Beneath this sentence is a set of records; write each of them out exactly.

————

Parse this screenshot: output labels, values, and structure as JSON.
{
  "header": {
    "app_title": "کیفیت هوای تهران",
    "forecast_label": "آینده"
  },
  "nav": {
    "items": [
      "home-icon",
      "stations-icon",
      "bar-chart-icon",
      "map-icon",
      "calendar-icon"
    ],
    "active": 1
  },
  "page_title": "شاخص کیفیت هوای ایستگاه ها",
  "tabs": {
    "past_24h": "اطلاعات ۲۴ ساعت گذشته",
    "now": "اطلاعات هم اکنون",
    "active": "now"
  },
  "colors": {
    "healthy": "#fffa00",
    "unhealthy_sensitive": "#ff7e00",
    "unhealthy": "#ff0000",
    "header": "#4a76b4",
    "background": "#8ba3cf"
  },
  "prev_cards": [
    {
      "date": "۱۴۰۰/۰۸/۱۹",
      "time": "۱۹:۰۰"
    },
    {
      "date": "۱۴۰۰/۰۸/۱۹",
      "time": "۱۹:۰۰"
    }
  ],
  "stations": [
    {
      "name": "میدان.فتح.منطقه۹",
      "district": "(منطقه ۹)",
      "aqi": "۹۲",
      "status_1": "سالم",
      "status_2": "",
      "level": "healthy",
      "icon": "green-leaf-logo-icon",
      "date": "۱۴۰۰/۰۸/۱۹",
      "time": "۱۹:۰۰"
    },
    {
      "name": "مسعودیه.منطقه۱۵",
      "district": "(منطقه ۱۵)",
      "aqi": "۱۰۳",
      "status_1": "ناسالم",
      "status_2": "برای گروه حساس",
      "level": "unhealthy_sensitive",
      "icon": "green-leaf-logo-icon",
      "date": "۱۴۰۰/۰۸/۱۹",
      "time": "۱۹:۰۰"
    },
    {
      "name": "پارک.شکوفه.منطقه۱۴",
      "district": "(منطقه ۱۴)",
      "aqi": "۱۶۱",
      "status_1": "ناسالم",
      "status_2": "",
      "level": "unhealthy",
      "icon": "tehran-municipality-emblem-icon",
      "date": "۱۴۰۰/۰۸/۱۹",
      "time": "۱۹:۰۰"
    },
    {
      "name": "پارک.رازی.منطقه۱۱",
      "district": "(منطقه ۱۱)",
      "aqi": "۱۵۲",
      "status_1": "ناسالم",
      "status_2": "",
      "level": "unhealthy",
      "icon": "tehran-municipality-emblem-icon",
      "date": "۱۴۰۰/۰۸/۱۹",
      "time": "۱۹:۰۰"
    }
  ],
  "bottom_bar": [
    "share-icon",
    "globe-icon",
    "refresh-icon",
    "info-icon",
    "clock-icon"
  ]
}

————

» **WORKED ANSWER**:
Parse this screenshot: output labels, values, and structure as JSON.
{
  "header": {
    "app_title": "کیفیت هوای تهران",
    "forecast_label": "آینده"
  },
  "nav": {
    "items": [
      "home-icon",
      "stations-icon",
      "bar-chart-icon",
      "map-icon",
      "calendar-icon"
    ],
    "active": 1
  },
  "page_title": "شاخص کیفیت هوای ایستگاه ها",
  "tabs": {
    "past_24h": "اطلاعات ۲۴ ساعت گذشته",
    "now": "اطلاعات هم اکنون",
    "active": "now"
  },
  "colors": {
    "healthy": "#fffa00",
    "unhealthy_sensitive": "#ff7e00",
    "unhealthy": "#ff0000",
    "header": "#4a76b4",
    "background": "#8ba3cf"
  },
  "prev_cards": [
    {
      "date": "۱۴۰۰/۰۸/۱۹",
      "time": "۱۹:۰۰"
    },
    {
      "date": "۱۴۰۰/۰۸/۱۹",
      "time": "۱۹:۰۰"
    }
  ],
  "stations": [
    {
      "name": "میدان.فتح.منطقه۹",
      "district": "(منطقه ۹)",
      "aqi": "۹۲",
      "status_1": "سالم",
      "status_2": "",
      "level": "healthy",
      "icon": "green-leaf-logo-icon",
      "date": "۱۴۰۰/۰۸/۱۹",
      "time": "۱۹:۰۰"
    },
    {
      "name": "مسعودیه.منطقه۱۵",
      "district": "(منطقه ۱۵)",
      "aqi": "۱۰۳",
      "status_1": "ناسالم",
      "status_2": "برای گروه حساس",
      "level": "unhealthy_sensitive",
      "icon": "green-leaf-logo-icon",
      "date": "۱۴۰۰/۰۸/۱۹",
      "time": "۱۹:۰۰"
    },
    {
      "name": "پارک.شکوفه.منطقه۱۴",
      "district": "(منطقه ۱۴)",
      "aqi": "۱۶۱",
      "status_1": "ناسالم",
      "status_2": "",
      "level": "unhealthy",
      "icon": "tehran-municipality-emblem-icon",
      "date": "۱۴۰۰/۰۸/۱۹",
      "time": "۱۹:۰۰"
    },
    {
      "name": "پارک.رازی.منطقه۱۱",
      "district": "(منطقه ۱۱)",
      "aqi": "۱۵۲",
      "status_1": "ناسالم",
      "status_2": "",
      "level": "unhealthy",
      "icon": "tehran-municipality-emblem-icon",
      "date": "۱۴۰۰/۰۸/۱۹",
      "time": "۱۹:۰۰"
    }
  ],
  "bottom_bar": [
    "share-icon",
    "globe-icon",
    "refresh-icon",
    "info-icon",
    "clock-icon"
  ]
}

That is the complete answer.